▶ **Seçilmiş bölüm**:
Alper Görmüş

24 Mayıs 2013, Cuma

“Japon şair” olarak Mustafa Denizli

Aktüel için altı yıldır portreler yazıyorum... Onlara dönüp baktığımda, bazılarını kısmen değiştirmek arzusu duyuyorum... Hatta dergi yönetimine bazı eski portreleri yeniden yazmak gibi bir teklif götüresim bile var; düşünüyorum. Mesela Mustafa Denizli portresi, onlardan biri... Denizli portresinde, onun "cesaret"inin akledilmiş bir cesaret olduğunu öne sürmüş, o nedenle de sahici bulmadığımı söylemiştim... Şimdi böyle düşünmüyorum... Keza, şu satırlarda ifadesini bulan değerlendirmelerin de sorunlu olduğu kanaatindeyim:

"1980'lerin ve 90'ların 'bir şey yap öne çık' kültürünün pek fazla dikkat çekmeyen bir veçhesi de insanları 'erdem'le etkilemeye çalışmaktı. Zamanın ruhuna uygun kimi hasletler bu dönemde 'akledildi' ve birileri de bu kulvardan ilerleyerek öne çıktı. Mustafa Denizli, bunun futbol dünyasındaki temsilcisi..."

Şimdi uzun uzun bu hükme nasıl vardığımı, yazdığım portrede onu nasıl temellendirdiğimi anlatmayayım size. Fakat şu kadarını söyleyeyim: Şimdi artık bu değerlendirmemin nereden kaynaklandığını, neyi atladığım için Denizli'nin hakikatini tam olarak yansıtamadığını biliyorum... Şimdi anlıyorum ki, Mustafa Denizli hakkında yanlış bir kanaate ulaşmama, onun teknik direktörlük tercihlerini doğru bir biçimde anlamlandıramamam yol açmış...

▶ **Malzeme**:
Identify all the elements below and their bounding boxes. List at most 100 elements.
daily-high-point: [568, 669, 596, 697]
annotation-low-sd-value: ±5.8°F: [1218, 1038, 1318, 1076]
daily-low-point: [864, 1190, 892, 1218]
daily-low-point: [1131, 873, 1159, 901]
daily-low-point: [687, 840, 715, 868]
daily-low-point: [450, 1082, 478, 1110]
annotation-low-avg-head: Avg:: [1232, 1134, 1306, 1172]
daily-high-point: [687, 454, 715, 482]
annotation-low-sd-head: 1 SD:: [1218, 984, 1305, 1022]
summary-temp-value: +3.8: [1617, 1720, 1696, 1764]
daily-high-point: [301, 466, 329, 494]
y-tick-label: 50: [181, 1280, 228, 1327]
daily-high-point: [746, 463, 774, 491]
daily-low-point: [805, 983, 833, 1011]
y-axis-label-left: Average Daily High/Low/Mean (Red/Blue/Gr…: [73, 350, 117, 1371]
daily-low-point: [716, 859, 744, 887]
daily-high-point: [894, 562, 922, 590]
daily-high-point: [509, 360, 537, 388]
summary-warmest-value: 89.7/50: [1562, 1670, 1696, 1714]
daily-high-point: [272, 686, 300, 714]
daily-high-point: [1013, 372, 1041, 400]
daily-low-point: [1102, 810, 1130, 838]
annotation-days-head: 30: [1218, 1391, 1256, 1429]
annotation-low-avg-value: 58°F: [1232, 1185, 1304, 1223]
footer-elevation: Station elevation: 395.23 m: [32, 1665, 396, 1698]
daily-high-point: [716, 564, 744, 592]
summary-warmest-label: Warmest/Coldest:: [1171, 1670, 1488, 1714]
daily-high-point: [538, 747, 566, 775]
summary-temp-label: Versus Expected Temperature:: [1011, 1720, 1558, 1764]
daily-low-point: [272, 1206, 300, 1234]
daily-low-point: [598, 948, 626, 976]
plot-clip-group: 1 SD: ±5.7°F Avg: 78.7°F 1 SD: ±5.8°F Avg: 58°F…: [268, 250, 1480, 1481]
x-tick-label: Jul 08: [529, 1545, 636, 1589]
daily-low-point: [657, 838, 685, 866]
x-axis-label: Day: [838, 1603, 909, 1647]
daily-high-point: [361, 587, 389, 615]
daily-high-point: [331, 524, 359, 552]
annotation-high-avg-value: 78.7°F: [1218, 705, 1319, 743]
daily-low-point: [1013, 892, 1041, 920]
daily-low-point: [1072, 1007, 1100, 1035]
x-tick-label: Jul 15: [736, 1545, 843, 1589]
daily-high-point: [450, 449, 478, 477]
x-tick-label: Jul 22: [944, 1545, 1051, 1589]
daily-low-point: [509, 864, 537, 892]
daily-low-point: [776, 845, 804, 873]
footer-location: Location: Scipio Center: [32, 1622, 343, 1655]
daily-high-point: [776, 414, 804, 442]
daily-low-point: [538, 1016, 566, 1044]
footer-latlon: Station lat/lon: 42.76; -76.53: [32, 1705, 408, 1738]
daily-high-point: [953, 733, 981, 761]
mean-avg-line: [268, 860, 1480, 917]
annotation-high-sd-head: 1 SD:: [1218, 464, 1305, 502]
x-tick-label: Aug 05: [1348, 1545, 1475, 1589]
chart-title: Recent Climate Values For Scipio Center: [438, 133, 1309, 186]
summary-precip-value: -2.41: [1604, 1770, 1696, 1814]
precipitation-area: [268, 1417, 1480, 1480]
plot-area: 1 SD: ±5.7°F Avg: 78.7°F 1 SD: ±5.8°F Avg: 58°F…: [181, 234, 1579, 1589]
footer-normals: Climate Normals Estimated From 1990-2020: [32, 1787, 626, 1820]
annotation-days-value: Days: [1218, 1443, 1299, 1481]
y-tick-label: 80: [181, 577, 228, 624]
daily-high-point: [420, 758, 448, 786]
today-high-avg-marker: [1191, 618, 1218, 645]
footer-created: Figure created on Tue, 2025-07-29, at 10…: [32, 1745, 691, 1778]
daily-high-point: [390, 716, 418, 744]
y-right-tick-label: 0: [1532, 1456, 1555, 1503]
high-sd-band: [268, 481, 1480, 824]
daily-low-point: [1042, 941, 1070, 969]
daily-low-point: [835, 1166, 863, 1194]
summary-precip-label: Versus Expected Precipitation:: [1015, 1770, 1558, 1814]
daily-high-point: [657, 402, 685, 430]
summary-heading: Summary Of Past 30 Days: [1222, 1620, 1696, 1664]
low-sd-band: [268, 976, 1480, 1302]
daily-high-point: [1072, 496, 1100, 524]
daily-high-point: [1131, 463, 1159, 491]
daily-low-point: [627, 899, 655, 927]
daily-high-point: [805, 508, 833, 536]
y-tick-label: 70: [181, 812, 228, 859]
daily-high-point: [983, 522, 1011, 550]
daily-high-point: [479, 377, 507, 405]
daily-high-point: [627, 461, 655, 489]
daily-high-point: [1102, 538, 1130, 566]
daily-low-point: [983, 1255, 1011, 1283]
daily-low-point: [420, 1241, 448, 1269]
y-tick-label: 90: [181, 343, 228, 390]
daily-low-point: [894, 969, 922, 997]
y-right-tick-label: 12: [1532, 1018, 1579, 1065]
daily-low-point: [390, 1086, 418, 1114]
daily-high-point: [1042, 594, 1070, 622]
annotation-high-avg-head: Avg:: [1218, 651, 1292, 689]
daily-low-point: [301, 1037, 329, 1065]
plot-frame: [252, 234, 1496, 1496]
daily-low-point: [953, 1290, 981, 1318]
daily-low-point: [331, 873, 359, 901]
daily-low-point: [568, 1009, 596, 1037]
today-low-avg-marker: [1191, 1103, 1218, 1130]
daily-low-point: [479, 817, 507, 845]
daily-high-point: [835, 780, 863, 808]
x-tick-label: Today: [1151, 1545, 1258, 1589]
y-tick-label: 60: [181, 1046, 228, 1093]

▶ **Yapılacak işler**:
(a) Şu ifadelerin Mustafa Denizli yazısıyla uyuşup uyuşmadığını belirtin: (i) Yazar Aktüel için altı yıldır portre yazıyor. (ii) Yazar Denizli'nin cesaretini hâlâ sahici bulmuyor. (iii) Yazar, eski portreleri yeniden yazma teklifini dergi yönetimine götürmüş. Her biri için evet ya da hayır deyip kararı belirleyen sözleri yazıdan aynen alıntılayın.
(b) Mustafa Denizli yazısında "Şimdi uzun uzun" ile başlayan bölümü, "anlamlandıramamam yol açmış..." sözleri de dahil olmak üzere oraya kadar olduğu gibi yeniden yazın.
(c) Mustafa Denizli yazısını kaldığı yerden sürdürün.
Malzeme, Mustafa Denizli yazısından ayrı bir kaynaktır.

▶ **Çıktılar**:
(a)
(i) Evet: "Aktüel için altı yıldır portreler yazıyorum"
(ii) Hayır: "Şimdi böyle düşünmüyorum"
(iii) Hayır: "bazı eski portreleri yeniden yazmak gibi bir teklif götüresim bile var; düşünüyorum"

(b)
Şimdi uzun uzun bu hükme nasıl vardığımı, yazdığım portrede onu nasıl temellendirdiğimi anlatmayayım size. Fakat şu kadarını söyleyeyim: Şimdi artık bu değerlendirmemin nereden kaynaklandığını, neyi atladığım için Denizli'nin hakikatini tam olarak yansıtamadığını biliyorum... Şimdi anlıyorum ki, Mustafa Denizli hakkında yanlış bir kanaate ulaşmama, onun teknik direktörlük tercihlerini doğru bir biçimde anlamlandıramamam yol açmış...

(c)
Bu yönde belli belirsiz düşüncelerim vardı, fakat Tanıl Bora'nın onun teknik direktörlük tercihlerine bambaşka bir anlam yükleyen yazısını okuduktan sonra, taşıdığım "belli belirsiz" düşünceler kanaat haline geldi. Şöyle diyor Tanıl Bora: "Kadim Japonya'da şair, bir yerde nam salınca başka bir şehre göçer, başka bir isimle yazmaya başlar, kendini yeni baştan kabul ettirmeye çalışırmış. Uzak diyarlara veya başka kümelere göçen teknik direktörlerin durumunu biraz da böyle düşünmeye ne dersiniz? Kimisi işsizlikten, seçeneksizlikten gider ıraklara belki, ama çocukça bir iştah da olabilir.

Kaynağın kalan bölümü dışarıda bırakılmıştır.